#### DATASET RECORDS

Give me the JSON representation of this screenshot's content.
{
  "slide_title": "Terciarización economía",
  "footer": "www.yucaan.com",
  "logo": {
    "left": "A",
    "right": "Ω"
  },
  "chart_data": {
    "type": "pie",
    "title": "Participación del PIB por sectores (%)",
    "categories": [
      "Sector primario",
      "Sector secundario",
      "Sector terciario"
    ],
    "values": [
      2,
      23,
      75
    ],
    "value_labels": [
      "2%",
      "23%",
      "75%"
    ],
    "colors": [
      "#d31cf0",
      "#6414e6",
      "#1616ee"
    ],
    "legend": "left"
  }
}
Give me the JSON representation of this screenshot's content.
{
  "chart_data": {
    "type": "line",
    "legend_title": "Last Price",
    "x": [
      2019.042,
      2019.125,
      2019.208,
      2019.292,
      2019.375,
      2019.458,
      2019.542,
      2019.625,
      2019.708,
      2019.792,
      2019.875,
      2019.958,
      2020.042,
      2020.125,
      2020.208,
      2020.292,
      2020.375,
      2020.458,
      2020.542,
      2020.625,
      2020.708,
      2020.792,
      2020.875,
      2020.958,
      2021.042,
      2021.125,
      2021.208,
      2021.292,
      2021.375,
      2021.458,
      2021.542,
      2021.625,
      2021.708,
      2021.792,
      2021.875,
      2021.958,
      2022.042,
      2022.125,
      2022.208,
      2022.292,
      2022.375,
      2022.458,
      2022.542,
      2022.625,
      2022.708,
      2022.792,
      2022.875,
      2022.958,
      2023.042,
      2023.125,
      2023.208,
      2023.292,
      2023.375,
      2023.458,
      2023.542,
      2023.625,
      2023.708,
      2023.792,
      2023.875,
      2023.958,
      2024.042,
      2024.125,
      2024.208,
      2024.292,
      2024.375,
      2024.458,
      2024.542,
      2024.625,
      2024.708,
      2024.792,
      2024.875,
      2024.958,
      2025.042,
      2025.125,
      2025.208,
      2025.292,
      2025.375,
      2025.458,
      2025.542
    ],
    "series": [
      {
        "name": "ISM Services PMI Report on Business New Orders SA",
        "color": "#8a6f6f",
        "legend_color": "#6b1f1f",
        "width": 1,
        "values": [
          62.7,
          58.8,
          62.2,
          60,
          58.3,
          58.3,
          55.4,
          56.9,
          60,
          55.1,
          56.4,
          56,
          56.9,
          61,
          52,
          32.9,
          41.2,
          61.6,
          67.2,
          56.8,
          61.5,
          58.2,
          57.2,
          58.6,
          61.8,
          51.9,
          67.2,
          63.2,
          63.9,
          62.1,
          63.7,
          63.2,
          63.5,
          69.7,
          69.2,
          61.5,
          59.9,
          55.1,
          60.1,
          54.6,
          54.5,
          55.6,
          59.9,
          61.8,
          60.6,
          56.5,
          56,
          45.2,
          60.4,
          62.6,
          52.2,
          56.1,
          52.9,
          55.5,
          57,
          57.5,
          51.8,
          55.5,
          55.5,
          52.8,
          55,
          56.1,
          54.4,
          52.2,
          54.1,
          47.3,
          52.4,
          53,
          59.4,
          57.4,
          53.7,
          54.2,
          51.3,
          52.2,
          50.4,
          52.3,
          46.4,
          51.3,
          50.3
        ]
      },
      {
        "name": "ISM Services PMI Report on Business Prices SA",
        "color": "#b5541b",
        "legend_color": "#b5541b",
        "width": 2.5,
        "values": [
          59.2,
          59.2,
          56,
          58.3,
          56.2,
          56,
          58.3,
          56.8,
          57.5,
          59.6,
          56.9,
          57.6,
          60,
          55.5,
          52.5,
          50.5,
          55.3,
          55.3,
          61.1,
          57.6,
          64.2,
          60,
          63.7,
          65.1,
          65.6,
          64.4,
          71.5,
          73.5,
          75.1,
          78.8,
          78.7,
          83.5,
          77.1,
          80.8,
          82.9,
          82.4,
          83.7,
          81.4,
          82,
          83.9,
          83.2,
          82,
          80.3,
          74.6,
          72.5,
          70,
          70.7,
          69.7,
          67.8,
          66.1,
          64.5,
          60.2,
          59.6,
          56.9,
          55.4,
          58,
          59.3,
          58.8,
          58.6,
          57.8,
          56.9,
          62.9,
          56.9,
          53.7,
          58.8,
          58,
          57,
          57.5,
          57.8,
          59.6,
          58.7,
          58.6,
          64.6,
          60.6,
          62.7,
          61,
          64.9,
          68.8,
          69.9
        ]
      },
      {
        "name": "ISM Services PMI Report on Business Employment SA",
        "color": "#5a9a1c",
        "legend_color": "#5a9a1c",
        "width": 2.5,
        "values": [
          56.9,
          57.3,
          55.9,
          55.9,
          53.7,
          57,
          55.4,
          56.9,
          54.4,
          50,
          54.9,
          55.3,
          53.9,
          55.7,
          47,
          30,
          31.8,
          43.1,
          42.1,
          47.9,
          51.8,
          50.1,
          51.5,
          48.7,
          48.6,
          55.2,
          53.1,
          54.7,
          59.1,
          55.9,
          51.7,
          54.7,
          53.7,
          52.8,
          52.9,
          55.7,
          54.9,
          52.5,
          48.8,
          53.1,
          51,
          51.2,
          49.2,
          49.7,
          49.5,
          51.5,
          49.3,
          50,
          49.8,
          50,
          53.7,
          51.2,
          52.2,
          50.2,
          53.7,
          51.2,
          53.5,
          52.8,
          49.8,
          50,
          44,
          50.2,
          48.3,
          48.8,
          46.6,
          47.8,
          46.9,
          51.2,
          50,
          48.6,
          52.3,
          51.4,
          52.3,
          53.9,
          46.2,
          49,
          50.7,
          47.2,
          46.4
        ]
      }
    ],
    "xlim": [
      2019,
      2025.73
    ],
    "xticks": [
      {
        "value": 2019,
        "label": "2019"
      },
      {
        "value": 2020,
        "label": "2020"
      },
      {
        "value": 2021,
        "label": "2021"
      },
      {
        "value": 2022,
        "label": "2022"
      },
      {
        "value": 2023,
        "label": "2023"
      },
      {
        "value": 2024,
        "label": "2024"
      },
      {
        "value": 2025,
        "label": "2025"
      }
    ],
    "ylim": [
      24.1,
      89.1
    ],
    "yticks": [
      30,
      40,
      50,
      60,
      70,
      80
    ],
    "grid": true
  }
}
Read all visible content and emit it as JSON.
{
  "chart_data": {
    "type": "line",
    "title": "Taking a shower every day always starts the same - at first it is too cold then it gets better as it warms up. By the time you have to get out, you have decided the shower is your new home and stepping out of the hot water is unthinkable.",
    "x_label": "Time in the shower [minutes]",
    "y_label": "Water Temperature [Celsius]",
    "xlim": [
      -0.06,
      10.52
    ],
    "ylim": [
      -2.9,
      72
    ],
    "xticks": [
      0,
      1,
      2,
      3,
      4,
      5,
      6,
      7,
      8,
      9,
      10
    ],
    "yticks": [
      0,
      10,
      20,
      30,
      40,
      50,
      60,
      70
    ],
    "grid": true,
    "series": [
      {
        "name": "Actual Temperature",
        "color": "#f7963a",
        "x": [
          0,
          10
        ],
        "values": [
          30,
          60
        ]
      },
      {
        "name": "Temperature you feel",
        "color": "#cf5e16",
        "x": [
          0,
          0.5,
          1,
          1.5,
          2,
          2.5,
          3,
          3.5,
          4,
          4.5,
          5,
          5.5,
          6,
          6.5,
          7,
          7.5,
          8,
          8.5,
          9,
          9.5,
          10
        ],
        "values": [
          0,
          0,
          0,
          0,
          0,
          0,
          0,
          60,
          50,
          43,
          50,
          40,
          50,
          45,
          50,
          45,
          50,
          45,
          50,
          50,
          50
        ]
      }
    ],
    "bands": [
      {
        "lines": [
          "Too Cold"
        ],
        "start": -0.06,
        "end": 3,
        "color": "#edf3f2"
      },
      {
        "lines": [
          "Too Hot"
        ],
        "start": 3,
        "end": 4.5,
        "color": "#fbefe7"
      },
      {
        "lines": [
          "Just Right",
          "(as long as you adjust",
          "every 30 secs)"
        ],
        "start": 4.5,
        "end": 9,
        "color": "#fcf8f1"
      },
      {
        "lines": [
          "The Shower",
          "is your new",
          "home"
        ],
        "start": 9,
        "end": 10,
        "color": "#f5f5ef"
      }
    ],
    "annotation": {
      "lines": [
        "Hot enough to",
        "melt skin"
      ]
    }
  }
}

########

Copy and report every line where the word "name" is present.

        "name": "ISM Services PMI Report on Business New Orders SA",
        "name": "ISM Services PMI Report on Business Prices SA",
        "name": "ISM Services PMI Report on Business Employment SA",
        "name": "Actual Temperature",
        "name": "Temperature you feel",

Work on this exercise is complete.